▶ _DO THIS_:
Keep the wording of each record exactly the same when you repeat it, and leave out pictures.

(Dataset items)
※

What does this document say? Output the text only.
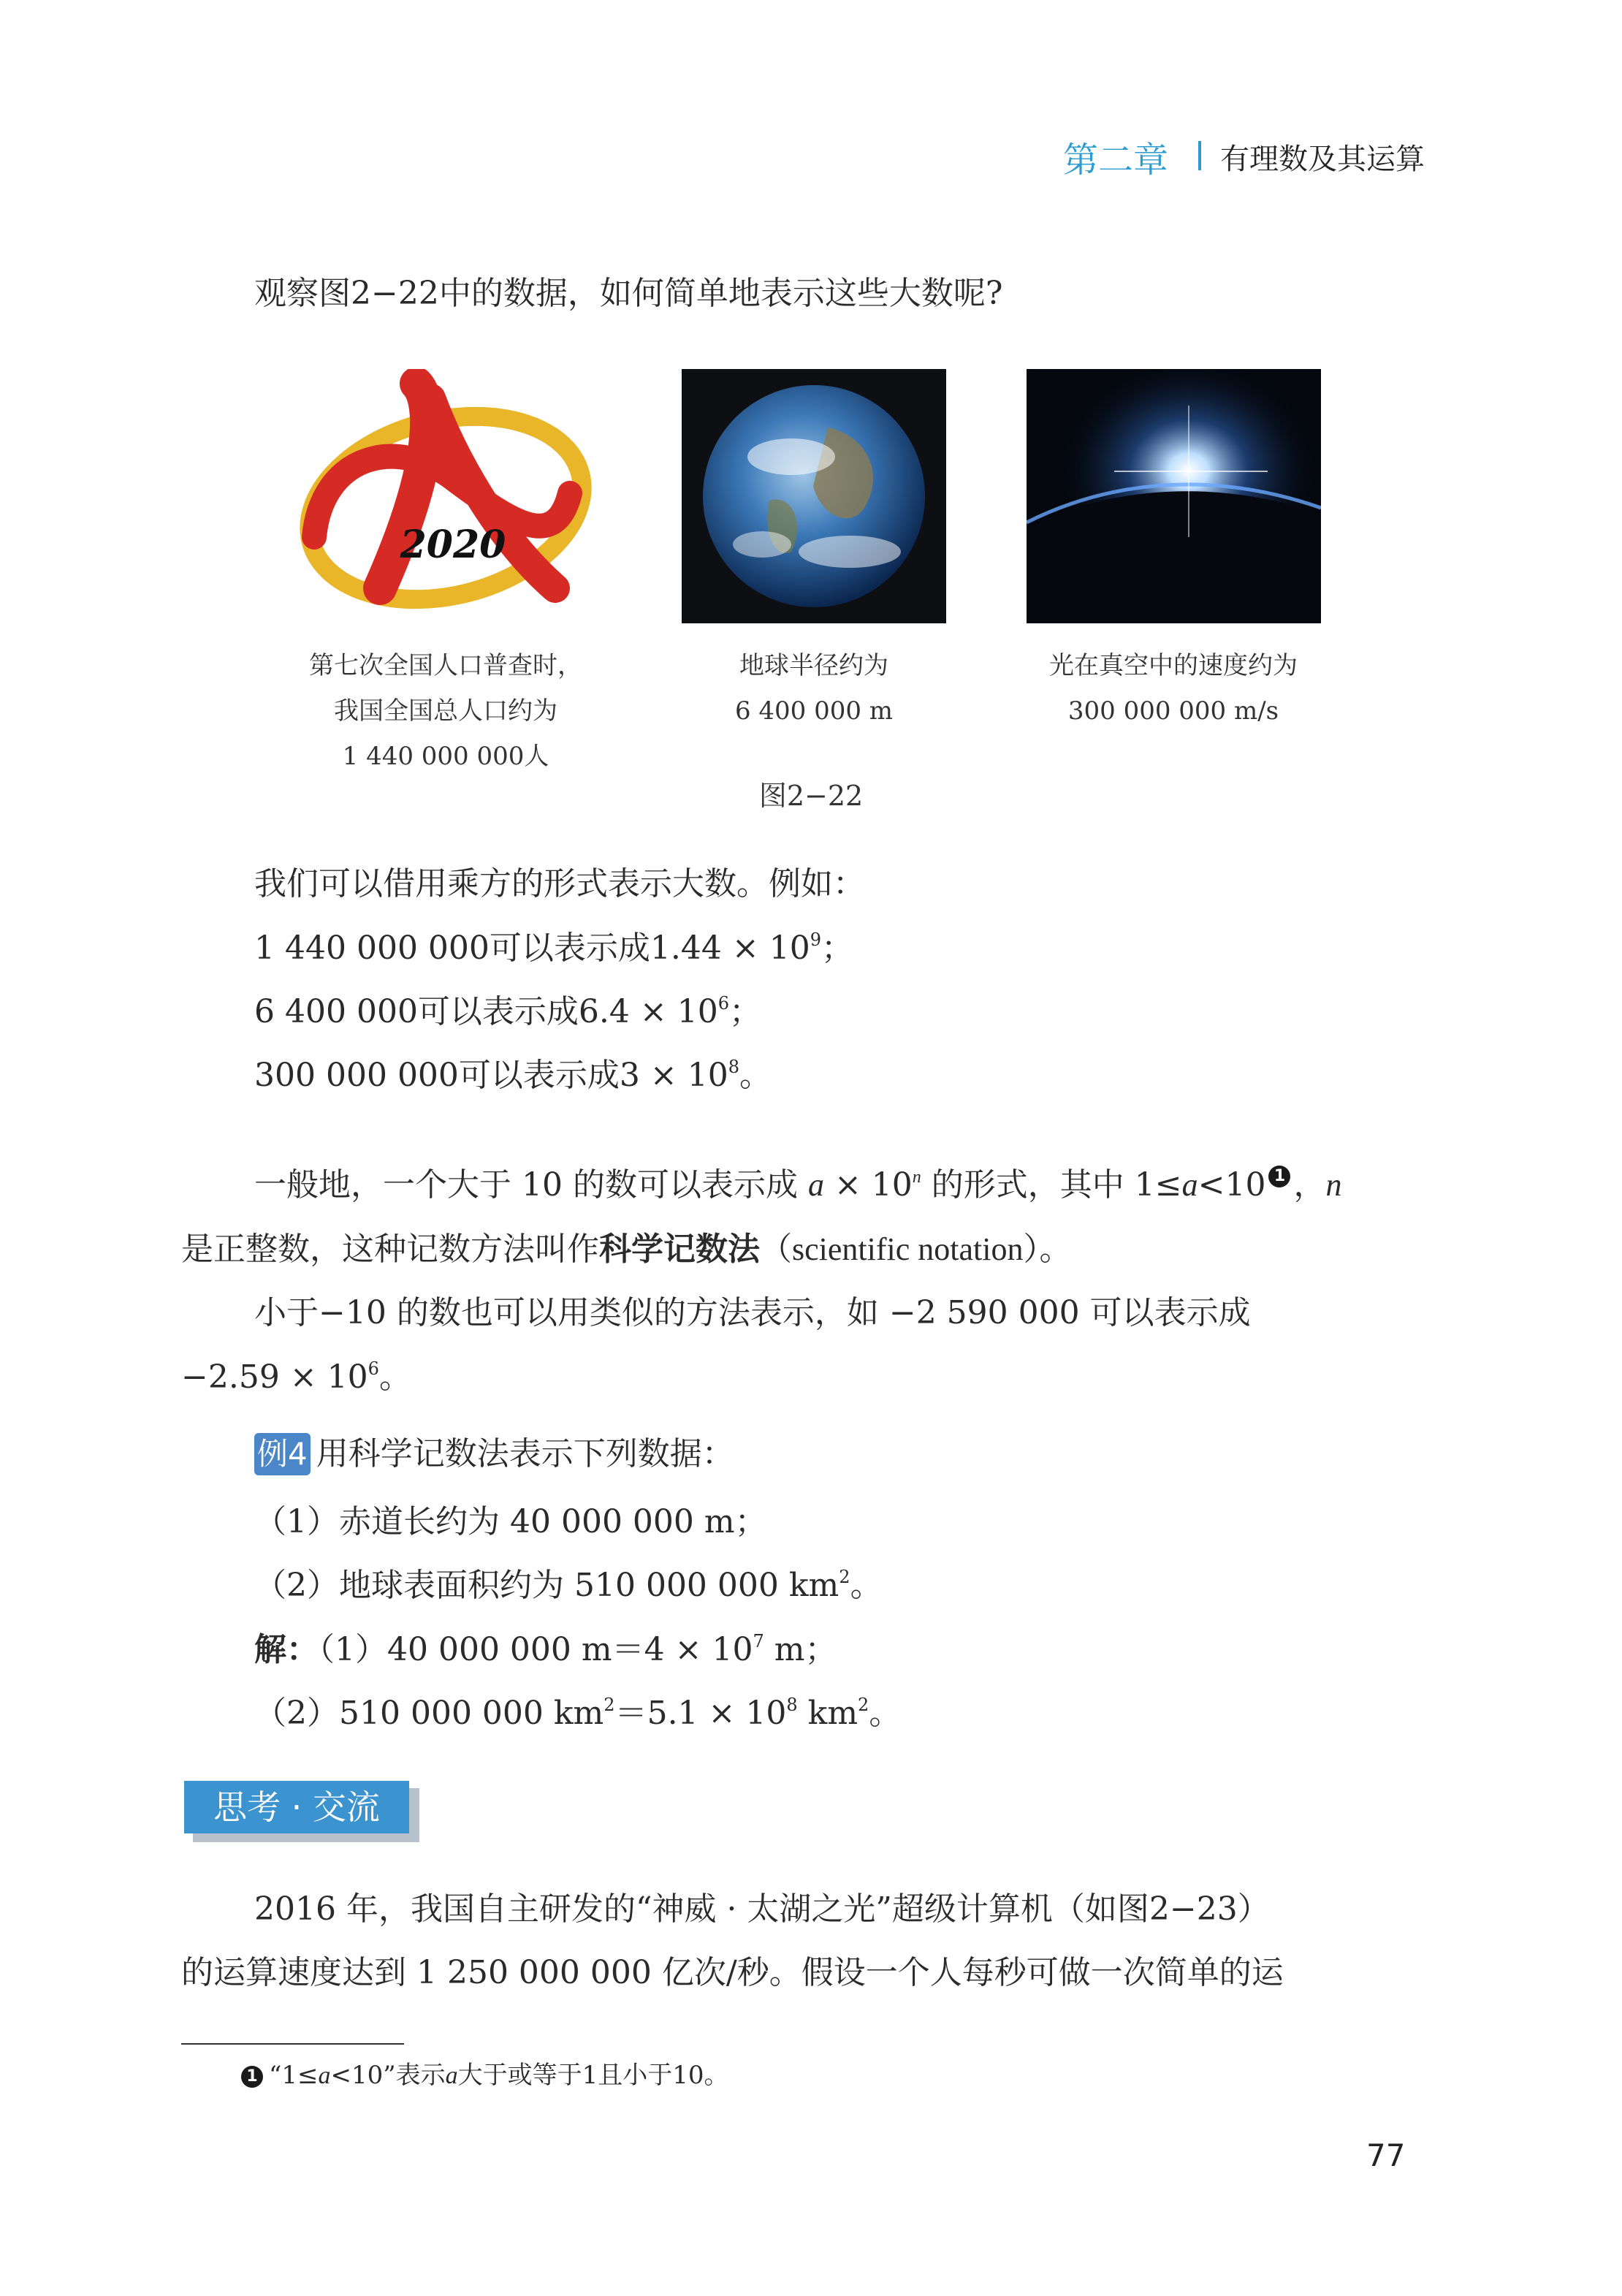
第二章 有理数及其运算
观察图2−22中的数据，如何简单地表示这些大数呢?
2020
第七次全国人口普查时，
我国全国总人口约为
1 440 000 000人
地球半径约为
6 400 000 m
光在真空中的速度约为
300 000 000 m/s
图2−22
我们可以借用乘方的形式表示大数。例如：
1 440 000 000可以表示成$1.44 \times 10^9$；
6 400 000可以表示成$6.4 \times 10^6$；
300 000 000可以表示成$3 \times 10^8$。
一般地，一个大于 10 的数可以表示成 $a \times 10^n$ 的形式，其中 1≤a<10 1 ，n
是正整数，这种记数方法叫作科学记数法（scientific notation）。
小于−10 的数也可以用类似的方法表示，如 −2 590 000 可以表示成
$-2.59 \times 10^6$。
例4 用科学记数法表示下列数据：
（1）赤道长约为 40 000 000 m；
（2）地球表面积约为 510 000 000 $km^2$。
解：（1）40 000 000 $m=4 \times 10^7$ m；
（2）510 000 000 $km^2=5.1 \times 10^8$ $km^2$。
思考 · 交流
2016 年，我国自主研发的“神威 · 太湖之光”超级计算机（如图2−23）
的运算速度达到 1 250 000 000 亿次/秒。假设一个人每秒可做一次简单的运
1 “1≤a<10”表示a大于或等于1且小于10。
77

※

▶ _PROBLEM SOLUTION_:
What does this document say? Output the text only.
第二章 有理数及其运算
观察图2−22中的数据，如何简单地表示这些大数呢?
2020
第七次全国人口普查时，
我国全国总人口约为
1 440 000 000人
地球半径约为
6 400 000 m
光在真空中的速度约为
300 000 000 m/s
图2−22
我们可以借用乘方的形式表示大数。例如：
1 440 000 000可以表示成$1.44 \times 10^9$；
6 400 000可以表示成$6.4 \times 10^6$；
300 000 000可以表示成$3 \times 10^8$。
一般地，一个大于 10 的数可以表示成 $a \times 10^n$ 的形式，其中 1≤a<10 1 ，n
是正整数，这种记数方法叫作科学记数法（scientific notation）。
小于−10 的数也可以用类似的方法表示，如 −2 590 000 可以表示成
$-2.59 \times 10^6$。
例4 用科学记数法表示下列数据：
（1）赤道长约为 40 000 000 m；
（2）地球表面积约为 510 000 000 $km^2$。
解：（1）40 000 000 $m=4 \times 10^7$ m；
（2）510 000 000 $km^2=5.1 \times 10^8$ $km^2$。
思考 · 交流
2016 年，我国自主研发的“神威 · 太湖之光”超级计算机（如图2−23）
的运算速度达到 1 250 000 000 亿次/秒。假设一个人每秒可做一次简单的运
1 “1≤a<10”表示a大于或等于1且小于10。
77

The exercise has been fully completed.